** START Exercise inputs **

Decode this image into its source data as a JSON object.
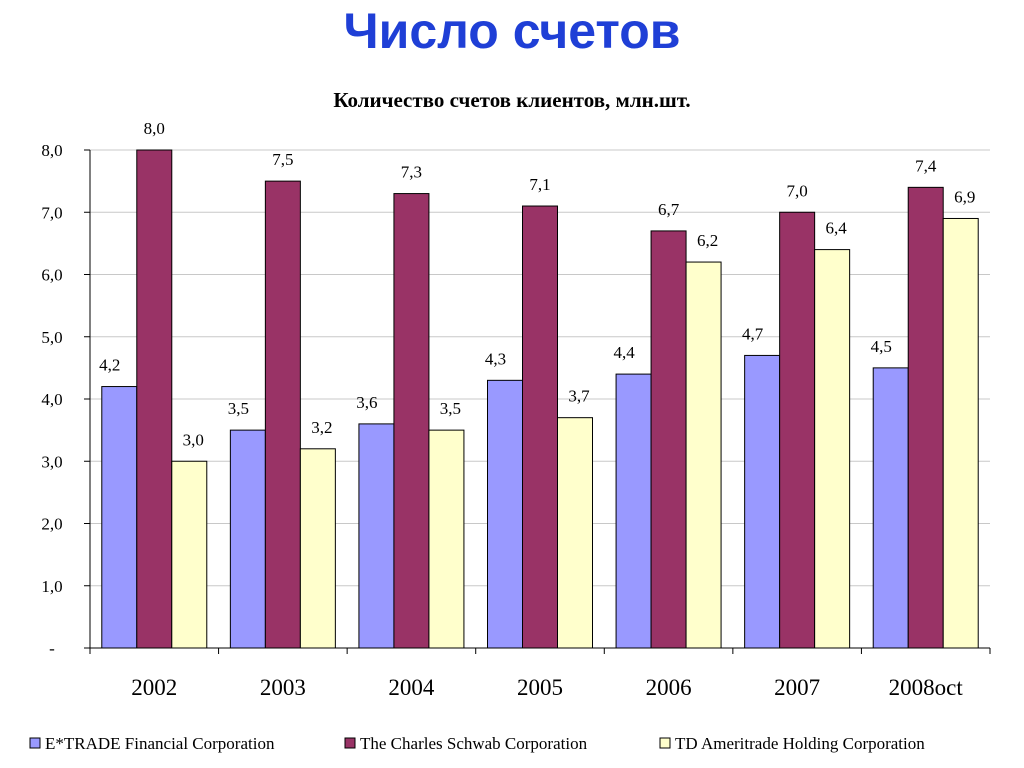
{
  "slide": {
    "title": "Число счетов"
  },
  "chart_data": {
    "type": "bar",
    "title": "Количество счетов клиентов, млн.шт.",
    "xlabel": "",
    "ylabel": "",
    "ylim": [
      0,
      8
    ],
    "yticks": [
      "-",
      "1,0",
      "2,0",
      "3,0",
      "4,0",
      "5,0",
      "6,0",
      "7,0",
      "8,0"
    ],
    "categories": [
      "2002",
      "2003",
      "2004",
      "2005",
      "2006",
      "2007",
      "2008oct"
    ],
    "grid": true,
    "legend_position": "bottom",
    "series": [
      {
        "name": "E*TRADE Financial Corporation",
        "color": "#9999ff",
        "values": [
          4.2,
          3.5,
          3.6,
          4.3,
          4.4,
          4.7,
          4.5
        ],
        "labels": [
          "4,2",
          "3,5",
          "3,6",
          "4,3",
          "4,4",
          "4,7",
          "4,5"
        ]
      },
      {
        "name": "The Charles Schwab Corporation",
        "color": "#993366",
        "values": [
          8.0,
          7.5,
          7.3,
          7.1,
          6.7,
          7.0,
          7.4
        ],
        "labels": [
          "8,0",
          "7,5",
          "7,3",
          "7,1",
          "6,7",
          "7,0",
          "7,4"
        ]
      },
      {
        "name": "TD Ameritrade Holding Corporation",
        "color": "#ffffcc",
        "values": [
          3.0,
          3.2,
          3.5,
          3.7,
          6.2,
          6.4,
          6.9
        ],
        "labels": [
          "3,0",
          "3,2",
          "3,5",
          "3,7",
          "6,2",
          "6,4",
          "6,9"
        ]
      }
    ]
  }
}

** END Exercise inputs **

_Problem_
Pull out each line containing the word "name" and copy it.

_Written response_
        "name": "E*TRADE Financial Corporation",
        "name": "The Charles Schwab Corporation",
        "name": "TD Ameritrade Holding Corporation",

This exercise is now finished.